++++ Records to process

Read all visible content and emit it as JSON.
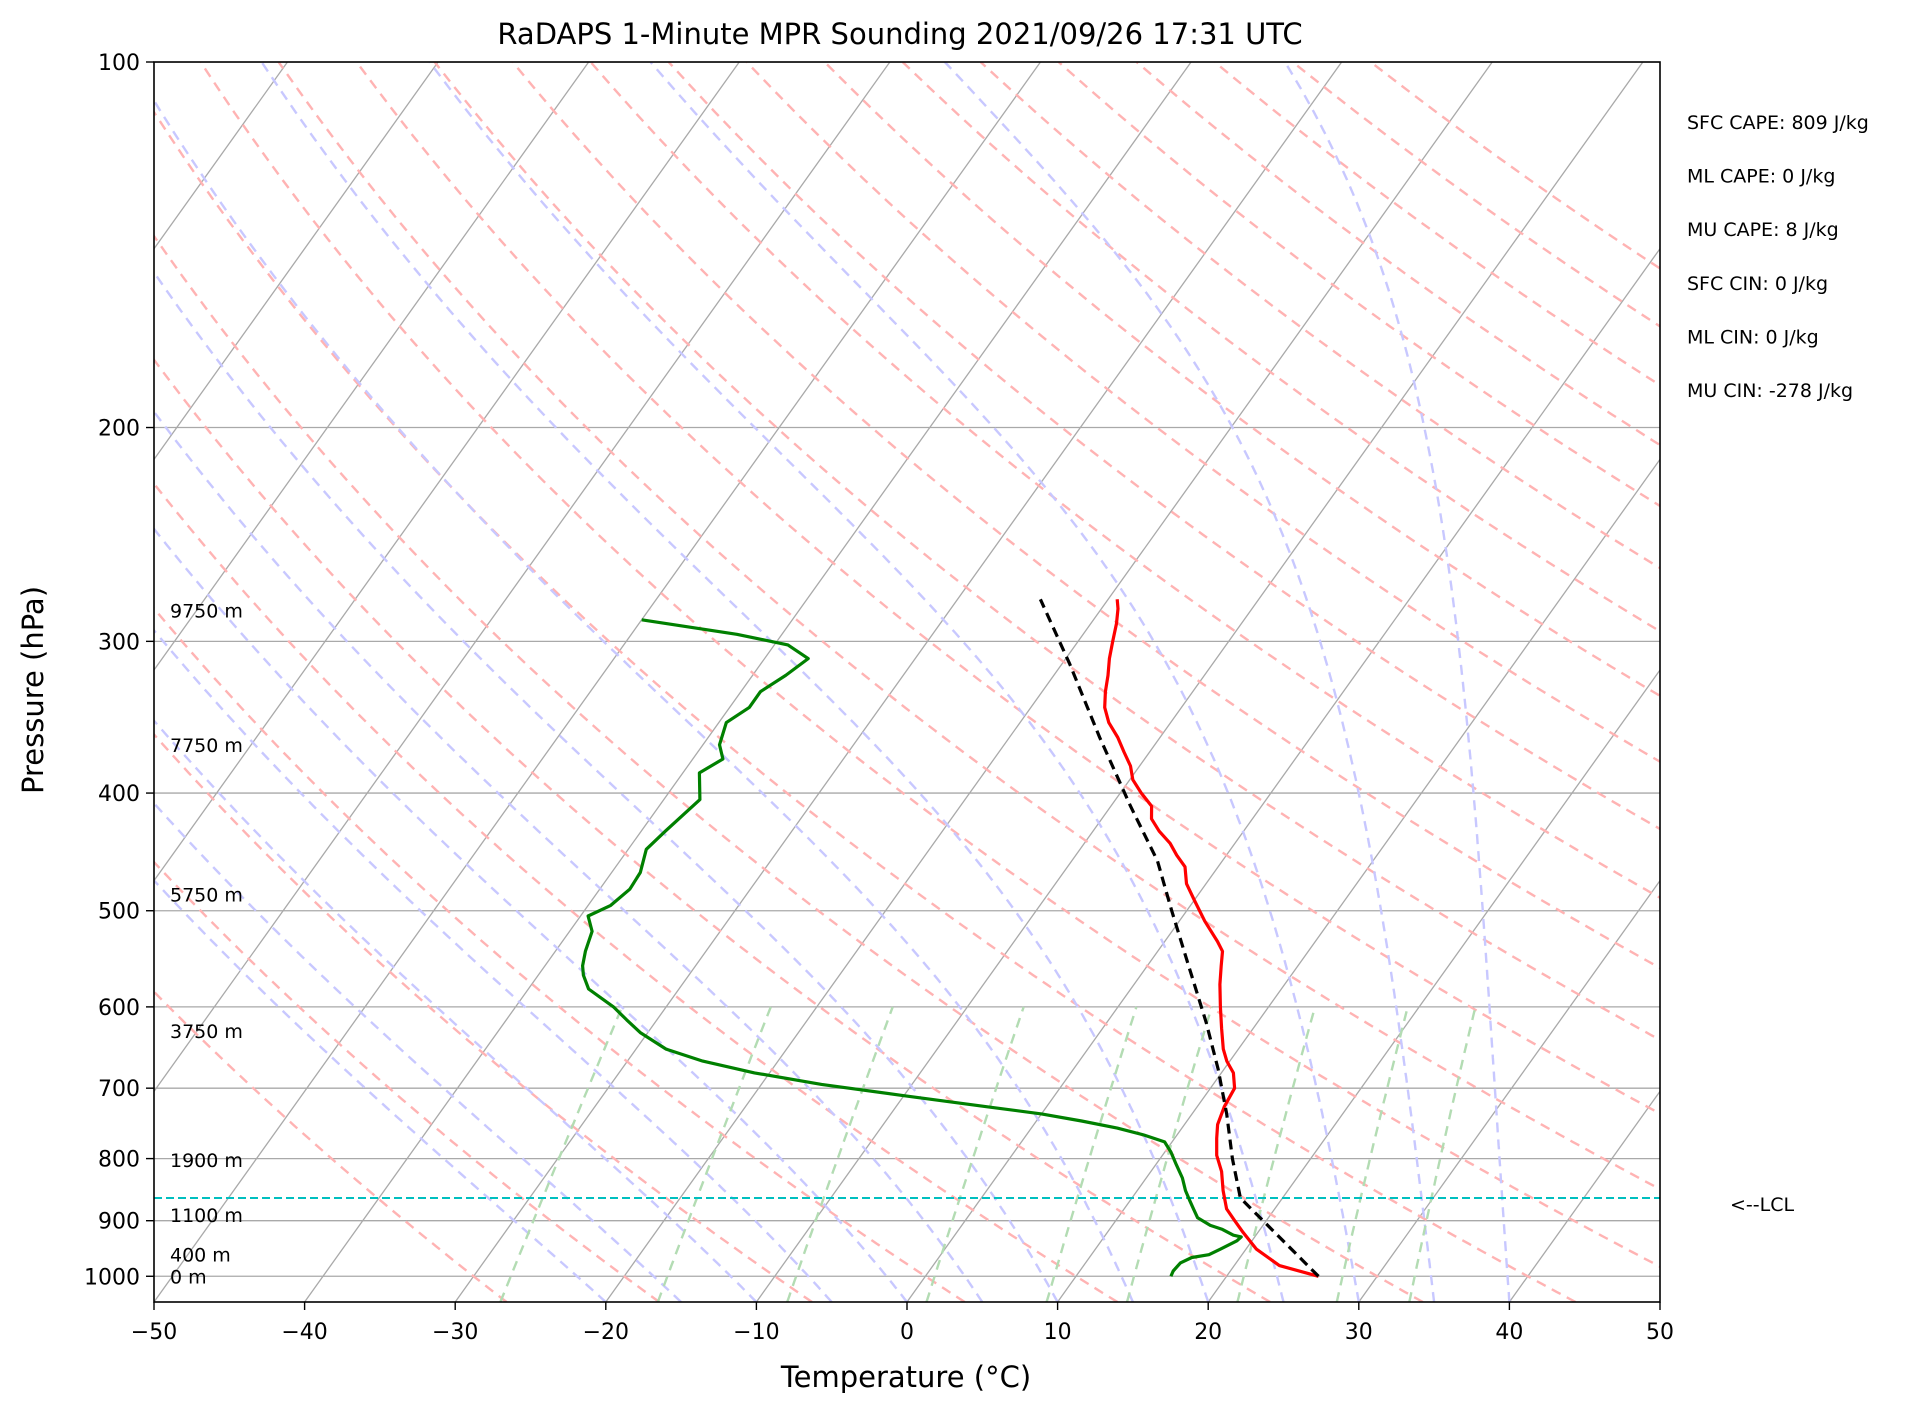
{
  "chart_data": {
    "type": "line",
    "title": "RaDAPS 1-Minute MPR Sounding 2021/09/26 17:31 UTC",
    "xlabel": "Temperature (°C)",
    "ylabel": "Pressure (hPa)",
    "xlim": [
      -50,
      50
    ],
    "ylim": [
      1050,
      100
    ],
    "y_scale": "log",
    "x_ticks": [
      {
        "value": -50,
        "label": "−50"
      },
      {
        "value": -40,
        "label": "−40"
      },
      {
        "value": -30,
        "label": "−30"
      },
      {
        "value": -20,
        "label": "−20"
      },
      {
        "value": -10,
        "label": "−10"
      },
      {
        "value": 0,
        "label": "0"
      },
      {
        "value": 10,
        "label": "10"
      },
      {
        "value": 20,
        "label": "20"
      },
      {
        "value": 30,
        "label": "30"
      },
      {
        "value": 40,
        "label": "40"
      },
      {
        "value": 50,
        "label": "50"
      }
    ],
    "y_ticks": [
      {
        "value": 100,
        "label": "100"
      },
      {
        "value": 200,
        "label": "200"
      },
      {
        "value": 300,
        "label": "300"
      },
      {
        "value": 400,
        "label": "400"
      },
      {
        "value": 500,
        "label": "500"
      },
      {
        "value": 600,
        "label": "600"
      },
      {
        "value": 700,
        "label": "700"
      },
      {
        "value": 800,
        "label": "800"
      },
      {
        "value": 900,
        "label": "900"
      },
      {
        "value": 1000,
        "label": "1000"
      }
    ],
    "grid": true,
    "skew": "skew-T",
    "series": [
      {
        "role": "temperature",
        "color": "#ff0000",
        "style": "solid",
        "points": [
          [
            26.1,
            1000
          ],
          [
            23.0,
            980
          ],
          [
            20.7,
            950
          ],
          [
            19.0,
            920
          ],
          [
            17.9,
            900
          ],
          [
            16.8,
            880
          ],
          [
            15.7,
            850
          ],
          [
            14.7,
            820
          ],
          [
            13.6,
            795
          ],
          [
            12.8,
            770
          ],
          [
            12.2,
            750
          ],
          [
            11.8,
            725
          ],
          [
            11.6,
            700
          ],
          [
            10.8,
            680
          ],
          [
            9.8,
            665
          ],
          [
            9.0,
            650
          ],
          [
            7.9,
            625
          ],
          [
            6.8,
            600
          ],
          [
            5.7,
            575
          ],
          [
            4.9,
            555
          ],
          [
            4.3,
            540
          ],
          [
            3.5,
            530
          ],
          [
            1.7,
            510
          ],
          [
            0,
            490
          ],
          [
            -1.3,
            475
          ],
          [
            -2.2,
            460
          ],
          [
            -3.3,
            450
          ],
          [
            -4.3,
            440
          ],
          [
            -5.6,
            430
          ],
          [
            -6.7,
            420
          ],
          [
            -7.3,
            410
          ],
          [
            -8.6,
            400
          ],
          [
            -9.8,
            390
          ],
          [
            -10.6,
            380
          ],
          [
            -11.7,
            370
          ],
          [
            -12.8,
            360
          ],
          [
            -14.1,
            350
          ],
          [
            -15.1,
            340
          ],
          [
            -15.8,
            330
          ],
          [
            -16.4,
            320
          ],
          [
            -17.1,
            310
          ],
          [
            -17.7,
            300
          ],
          [
            -18.3,
            290
          ],
          [
            -18.9,
            282
          ],
          [
            -19.4,
            277
          ]
        ]
      },
      {
        "role": "dewpoint",
        "color": "#008000",
        "style": "solid",
        "points": [
          [
            16.3,
            1000
          ],
          [
            16.2,
            990
          ],
          [
            16.3,
            975
          ],
          [
            16.8,
            965
          ],
          [
            17.8,
            960
          ],
          [
            18.3,
            950
          ],
          [
            19.0,
            935
          ],
          [
            19.1,
            928
          ],
          [
            18.5,
            925
          ],
          [
            17.5,
            915
          ],
          [
            16.5,
            908
          ],
          [
            15.3,
            895
          ],
          [
            14.6,
            880
          ],
          [
            13.9,
            865
          ],
          [
            13.2,
            850
          ],
          [
            12.4,
            830
          ],
          [
            11.4,
            810
          ],
          [
            10.4,
            790
          ],
          [
            9.5,
            775
          ],
          [
            7.8,
            765
          ],
          [
            5.7,
            755
          ],
          [
            3.0,
            745
          ],
          [
            0,
            735
          ],
          [
            -4.0,
            725
          ],
          [
            -10.0,
            710
          ],
          [
            -16.0,
            695
          ],
          [
            -21.0,
            680
          ],
          [
            -25.0,
            665
          ],
          [
            -28.0,
            650
          ],
          [
            -30.5,
            630
          ],
          [
            -32.0,
            615
          ],
          [
            -33.5,
            600
          ],
          [
            -36.0,
            580
          ],
          [
            -37.0,
            565
          ],
          [
            -37.5,
            555
          ],
          [
            -38.0,
            540
          ],
          [
            -38.5,
            520
          ],
          [
            -39.5,
            505
          ],
          [
            -38.5,
            495
          ],
          [
            -38.0,
            480
          ],
          [
            -38.1,
            465
          ],
          [
            -38.8,
            445
          ],
          [
            -38.4,
            430
          ],
          [
            -37.6,
            405
          ],
          [
            -38.9,
            385
          ],
          [
            -38.0,
            375
          ],
          [
            -38.9,
            365
          ],
          [
            -39.5,
            350
          ],
          [
            -38.7,
            340
          ],
          [
            -38.7,
            330
          ],
          [
            -37.8,
            320
          ],
          [
            -37.1,
            310
          ],
          [
            -39.1,
            302
          ],
          [
            -43.0,
            296
          ],
          [
            -50.0,
            288
          ]
        ]
      },
      {
        "role": "parcel",
        "color": "#000000",
        "style": "dashed",
        "points": [
          [
            26.1,
            1000
          ],
          [
            17.2,
            862
          ],
          [
            14.8,
            800
          ],
          [
            12.3,
            735
          ],
          [
            9.6,
            675
          ],
          [
            6.6,
            618
          ],
          [
            2.8,
            556
          ],
          [
            -1.0,
            500
          ],
          [
            -4.3,
            455
          ],
          [
            -8.7,
            410
          ],
          [
            -14.0,
            360
          ],
          [
            -19.5,
            313
          ],
          [
            -24.5,
            277
          ]
        ]
      }
    ],
    "lcl": {
      "pressure": 862,
      "label": "<--LCL",
      "color": "#00bfbf"
    },
    "height_labels": [
      {
        "label": "9750 m",
        "pressure": 283
      },
      {
        "label": "7750 m",
        "pressure": 365
      },
      {
        "label": "5750 m",
        "pressure": 485
      },
      {
        "label": "3750 m",
        "pressure": 628
      },
      {
        "label": "1900 m",
        "pressure": 802
      },
      {
        "label": "1100 m",
        "pressure": 890
      },
      {
        "label": "400 m",
        "pressure": 960
      },
      {
        "label": "0 m",
        "pressure": 1000
      }
    ],
    "annotations": [
      "SFC CAPE: 809 J/kg",
      "ML CAPE: 0 J/kg",
      "MU CAPE: 8 J/kg",
      "SFC CIN: 0 J/kg",
      "ML CIN: 0 J/kg",
      "MU CIN: -278 J/kg"
    ],
    "background_lines": {
      "isotherm_color": "#a9a9a9",
      "dry_adiabat_color": "#ffb3b3",
      "moist_adiabat_color": "#c8c8ff",
      "mixing_ratio_color": "#b3dcb3"
    }
  }
}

++++++++

§ **Directive**:
Count all lines of the data that include "CAPE". The answer is the number alone.

§ **Answer**:
3